Give the data below again, word for word.

########

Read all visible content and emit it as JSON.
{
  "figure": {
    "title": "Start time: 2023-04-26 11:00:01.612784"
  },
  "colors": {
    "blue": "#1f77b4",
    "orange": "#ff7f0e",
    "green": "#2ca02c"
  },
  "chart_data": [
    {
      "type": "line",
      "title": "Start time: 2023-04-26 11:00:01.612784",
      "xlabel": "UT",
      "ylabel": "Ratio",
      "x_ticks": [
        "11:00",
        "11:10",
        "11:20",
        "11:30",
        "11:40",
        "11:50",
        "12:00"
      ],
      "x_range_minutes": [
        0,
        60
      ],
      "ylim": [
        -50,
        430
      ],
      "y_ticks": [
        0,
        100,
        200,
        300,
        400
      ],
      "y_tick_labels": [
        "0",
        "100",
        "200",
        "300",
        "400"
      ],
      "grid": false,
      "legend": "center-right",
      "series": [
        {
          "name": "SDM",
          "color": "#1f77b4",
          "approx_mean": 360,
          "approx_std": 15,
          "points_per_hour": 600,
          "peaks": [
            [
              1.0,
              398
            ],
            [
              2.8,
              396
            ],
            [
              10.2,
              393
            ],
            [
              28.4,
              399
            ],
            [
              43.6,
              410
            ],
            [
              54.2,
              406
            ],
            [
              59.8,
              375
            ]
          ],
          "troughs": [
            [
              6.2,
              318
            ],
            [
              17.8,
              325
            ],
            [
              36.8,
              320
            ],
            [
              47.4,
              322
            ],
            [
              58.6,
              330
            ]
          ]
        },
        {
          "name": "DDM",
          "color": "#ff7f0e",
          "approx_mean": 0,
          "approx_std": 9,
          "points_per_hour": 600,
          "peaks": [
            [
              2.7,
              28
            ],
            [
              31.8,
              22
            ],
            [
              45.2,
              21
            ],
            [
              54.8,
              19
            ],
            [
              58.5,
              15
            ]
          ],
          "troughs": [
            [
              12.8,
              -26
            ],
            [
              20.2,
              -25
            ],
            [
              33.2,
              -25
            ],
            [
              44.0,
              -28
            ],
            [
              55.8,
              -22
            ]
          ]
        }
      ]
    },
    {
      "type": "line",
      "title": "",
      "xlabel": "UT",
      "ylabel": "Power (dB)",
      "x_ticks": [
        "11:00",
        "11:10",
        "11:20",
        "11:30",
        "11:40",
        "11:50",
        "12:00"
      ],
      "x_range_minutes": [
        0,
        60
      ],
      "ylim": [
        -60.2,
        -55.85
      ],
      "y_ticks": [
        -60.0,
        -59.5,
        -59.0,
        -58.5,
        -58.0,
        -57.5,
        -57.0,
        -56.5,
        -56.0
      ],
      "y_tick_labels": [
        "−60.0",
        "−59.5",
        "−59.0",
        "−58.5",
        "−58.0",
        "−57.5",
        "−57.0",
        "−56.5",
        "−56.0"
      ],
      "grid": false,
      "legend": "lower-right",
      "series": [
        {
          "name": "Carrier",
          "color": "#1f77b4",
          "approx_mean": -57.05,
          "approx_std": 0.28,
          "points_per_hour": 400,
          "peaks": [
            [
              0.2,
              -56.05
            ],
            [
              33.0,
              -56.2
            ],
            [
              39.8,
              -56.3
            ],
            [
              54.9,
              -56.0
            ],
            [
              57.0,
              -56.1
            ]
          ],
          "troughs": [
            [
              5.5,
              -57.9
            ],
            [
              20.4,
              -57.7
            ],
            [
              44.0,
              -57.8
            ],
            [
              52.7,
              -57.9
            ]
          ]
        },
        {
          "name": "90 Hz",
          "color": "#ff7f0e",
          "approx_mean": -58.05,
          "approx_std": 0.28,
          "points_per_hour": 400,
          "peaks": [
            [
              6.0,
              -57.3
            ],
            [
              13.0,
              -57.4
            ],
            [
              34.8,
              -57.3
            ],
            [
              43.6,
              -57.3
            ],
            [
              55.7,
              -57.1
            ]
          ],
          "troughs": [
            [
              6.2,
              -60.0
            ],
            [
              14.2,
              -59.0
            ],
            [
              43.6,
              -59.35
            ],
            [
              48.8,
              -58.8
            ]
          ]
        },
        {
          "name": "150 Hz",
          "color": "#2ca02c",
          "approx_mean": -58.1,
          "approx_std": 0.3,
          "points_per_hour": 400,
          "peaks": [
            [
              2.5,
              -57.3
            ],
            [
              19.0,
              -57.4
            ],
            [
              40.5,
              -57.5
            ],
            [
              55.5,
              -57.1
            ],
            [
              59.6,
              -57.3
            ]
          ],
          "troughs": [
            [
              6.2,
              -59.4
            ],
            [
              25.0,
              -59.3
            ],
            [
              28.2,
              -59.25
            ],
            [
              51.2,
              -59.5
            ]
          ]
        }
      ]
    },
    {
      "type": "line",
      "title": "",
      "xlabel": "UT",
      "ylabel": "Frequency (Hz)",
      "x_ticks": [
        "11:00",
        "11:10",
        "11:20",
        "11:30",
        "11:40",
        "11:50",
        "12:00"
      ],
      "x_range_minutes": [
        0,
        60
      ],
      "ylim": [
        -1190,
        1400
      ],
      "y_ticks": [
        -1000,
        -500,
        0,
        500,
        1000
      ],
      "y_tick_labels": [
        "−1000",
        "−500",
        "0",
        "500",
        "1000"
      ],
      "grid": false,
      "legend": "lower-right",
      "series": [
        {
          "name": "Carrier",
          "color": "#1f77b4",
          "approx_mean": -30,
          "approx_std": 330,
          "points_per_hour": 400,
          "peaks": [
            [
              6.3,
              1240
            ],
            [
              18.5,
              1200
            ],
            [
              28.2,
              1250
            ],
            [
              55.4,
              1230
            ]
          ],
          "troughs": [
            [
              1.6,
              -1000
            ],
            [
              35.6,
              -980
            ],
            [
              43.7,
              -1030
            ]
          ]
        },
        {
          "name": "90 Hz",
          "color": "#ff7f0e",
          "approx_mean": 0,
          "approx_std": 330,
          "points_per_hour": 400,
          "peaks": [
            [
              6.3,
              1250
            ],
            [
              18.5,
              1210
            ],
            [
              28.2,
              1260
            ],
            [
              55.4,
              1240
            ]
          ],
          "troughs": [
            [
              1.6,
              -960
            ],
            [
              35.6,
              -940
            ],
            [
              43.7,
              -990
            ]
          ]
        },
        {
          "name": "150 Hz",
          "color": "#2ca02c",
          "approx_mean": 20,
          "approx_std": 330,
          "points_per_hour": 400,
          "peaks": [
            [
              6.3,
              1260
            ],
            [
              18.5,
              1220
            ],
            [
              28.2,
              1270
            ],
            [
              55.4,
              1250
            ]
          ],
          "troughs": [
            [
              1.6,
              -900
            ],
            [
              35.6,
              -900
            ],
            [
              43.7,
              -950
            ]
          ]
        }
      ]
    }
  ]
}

########

**Correct result:**
Read all visible content and emit it as JSON.
{
  "figure": {
    "title": "Start time: 2023-04-26 11:00:01.612784"
  },
  "colors": {
    "blue": "#1f77b4",
    "orange": "#ff7f0e",
    "green": "#2ca02c"
  },
  "chart_data": [
    {
      "type": "line",
      "title": "Start time: 2023-04-26 11:00:01.612784",
      "xlabel": "UT",
      "ylabel": "Ratio",
      "x_ticks": [
        "11:00",
        "11:10",
        "11:20",
        "11:30",
        "11:40",
        "11:50",
        "12:00"
      ],
      "x_range_minutes": [
        0,
        60
      ],
      "ylim": [
        -50,
        430
      ],
      "y_ticks": [
        0,
        100,
        200,
        300,
        400
      ],
      "y_tick_labels": [
        "0",
        "100",
        "200",
        "300",
        "400"
      ],
      "grid": false,
      "legend": "center-right",
      "series": [
        {
          "name": "SDM",
          "color": "#1f77b4",
          "approx_mean": 360,
          "approx_std": 15,
          "points_per_hour": 600,
          "peaks": [
            [
              1.0,
              398
            ],
            [
              2.8,
              396
            ],
            [
              10.2,
              393
            ],
            [
              28.4,
              399
            ],
            [
              43.6,
              410
            ],
            [
              54.2,
              406
            ],
            [
              59.8,
              375
            ]
          ],
          "troughs": [
            [
              6.2,
              318
            ],
            [
              17.8,
              325
            ],
            [
              36.8,
              320
            ],
            [
              47.4,
              322
            ],
            [
              58.6,
              330
            ]
          ]
        },
        {
          "name": "DDM",
          "color": "#ff7f0e",
          "approx_mean": 0,
          "approx_std": 9,
          "points_per_hour": 600,
          "peaks": [
            [
              2.7,
              28
            ],
            [
              31.8,
              22
            ],
            [
              45.2,
              21
            ],
            [
              54.8,
              19
            ],
            [
              58.5,
              15
            ]
          ],
          "troughs": [
            [
              12.8,
              -26
            ],
            [
              20.2,
              -25
            ],
            [
              33.2,
              -25
            ],
            [
              44.0,
              -28
            ],
            [
              55.8,
              -22
            ]
          ]
        }
      ]
    },
    {
      "type": "line",
      "title": "",
      "xlabel": "UT",
      "ylabel": "Power (dB)",
      "x_ticks": [
        "11:00",
        "11:10",
        "11:20",
        "11:30",
        "11:40",
        "11:50",
        "12:00"
      ],
      "x_range_minutes": [
        0,
        60
      ],
      "ylim": [
        -60.2,
        -55.85
      ],
      "y_ticks": [
        -60.0,
        -59.5,
        -59.0,
        -58.5,
        -58.0,
        -57.5,
        -57.0,
        -56.5,
        -56.0
      ],
      "y_tick_labels": [
        "−60.0",
        "−59.5",
        "−59.0",
        "−58.5",
        "−58.0",
        "−57.5",
        "−57.0",
        "−56.5",
        "−56.0"
      ],
      "grid": false,
      "legend": "lower-right",
      "series": [
        {
          "name": "Carrier",
          "color": "#1f77b4",
          "approx_mean": -57.05,
          "approx_std": 0.28,
          "points_per_hour": 400,
          "peaks": [
            [
              0.2,
              -56.05
            ],
            [
              33.0,
              -56.2
            ],
            [
              39.8,
              -56.3
            ],
            [
              54.9,
              -56.0
            ],
            [
              57.0,
              -56.1
            ]
          ],
          "troughs": [
            [
              5.5,
              -57.9
            ],
            [
              20.4,
              -57.7
            ],
            [
              44.0,
              -57.8
            ],
            [
              52.7,
              -57.9
            ]
          ]
        },
        {
          "name": "90 Hz",
          "color": "#ff7f0e",
          "approx_mean": -58.05,
          "approx_std": 0.28,
          "points_per_hour": 400,
          "peaks": [
            [
              6.0,
              -57.3
            ],
            [
              13.0,
              -57.4
            ],
            [
              34.8,
              -57.3
            ],
            [
              43.6,
              -57.3
            ],
            [
              55.7,
              -57.1
            ]
          ],
          "troughs": [
            [
              6.2,
              -60.0
            ],
            [
              14.2,
              -59.0
            ],
            [
              43.6,
              -59.35
            ],
            [
              48.8,
              -58.8
            ]
          ]
        },
        {
          "name": "150 Hz",
          "color": "#2ca02c",
          "approx_mean": -58.1,
          "approx_std": 0.3,
          "points_per_hour": 400,
          "peaks": [
            [
              2.5,
              -57.3
            ],
            [
              19.0,
              -57.4
            ],
            [
              40.5,
              -57.5
            ],
            [
              55.5,
              -57.1
            ],
            [
              59.6,
              -57.3
            ]
          ],
          "troughs": [
            [
              6.2,
              -59.4
            ],
            [
              25.0,
              -59.3
            ],
            [
              28.2,
              -59.25
            ],
            [
              51.2,
              -59.5
            ]
          ]
        }
      ]
    },
    {
      "type": "line",
      "title": "",
      "xlabel": "UT",
      "ylabel": "Frequency (Hz)",
      "x_ticks": [
        "11:00",
        "11:10",
        "11:20",
        "11:30",
        "11:40",
        "11:50",
        "12:00"
      ],
      "x_range_minutes": [
        0,
        60
      ],
      "ylim": [
        -1190,
        1400
      ],
      "y_ticks": [
        -1000,
        -500,
        0,
        500,
        1000
      ],
      "y_tick_labels": [
        "−1000",
        "−500",
        "0",
        "500",
        "1000"
      ],
      "grid": false,
      "legend": "lower-right",
      "series": [
        {
          "name": "Carrier",
          "color": "#1f77b4",
          "approx_mean": -30,
          "approx_std": 330,
          "points_per_hour": 400,
          "peaks": [
            [
              6.3,
              1240
            ],
            [
              18.5,
              1200
            ],
            [
              28.2,
              1250
            ],
            [
              55.4,
              1230
            ]
          ],
          "troughs": [
            [
              1.6,
              -1000
            ],
            [
              35.6,
              -980
            ],
            [
              43.7,
              -1030
            ]
          ]
        },
        {
          "name": "90 Hz",
          "color": "#ff7f0e",
          "approx_mean": 0,
          "approx_std": 330,
          "points_per_hour": 400,
          "peaks": [
            [
              6.3,
              1250
            ],
            [
              18.5,
              1210
            ],
            [
              28.2,
              1260
            ],
            [
              55.4,
              1240
            ]
          ],
          "troughs": [
            [
              1.6,
              -960
            ],
            [
              35.6,
              -940
            ],
            [
              43.7,
              -990
            ]
          ]
        },
        {
          "name": "150 Hz",
          "color": "#2ca02c",
          "approx_mean": 20,
          "approx_std": 330,
          "points_per_hour": 400,
          "peaks": [
            [
              6.3,
              1260
            ],
            [
              18.5,
              1220
            ],
            [
              28.2,
              1270
            ],
            [
              55.4,
              1250
            ]
          ],
          "troughs": [
            [
              1.6,
              -900
            ],
            [
              35.6,
              -900
            ],
            [
              43.7,
              -950
            ]
          ]
        }
      ]
    }
  ]
}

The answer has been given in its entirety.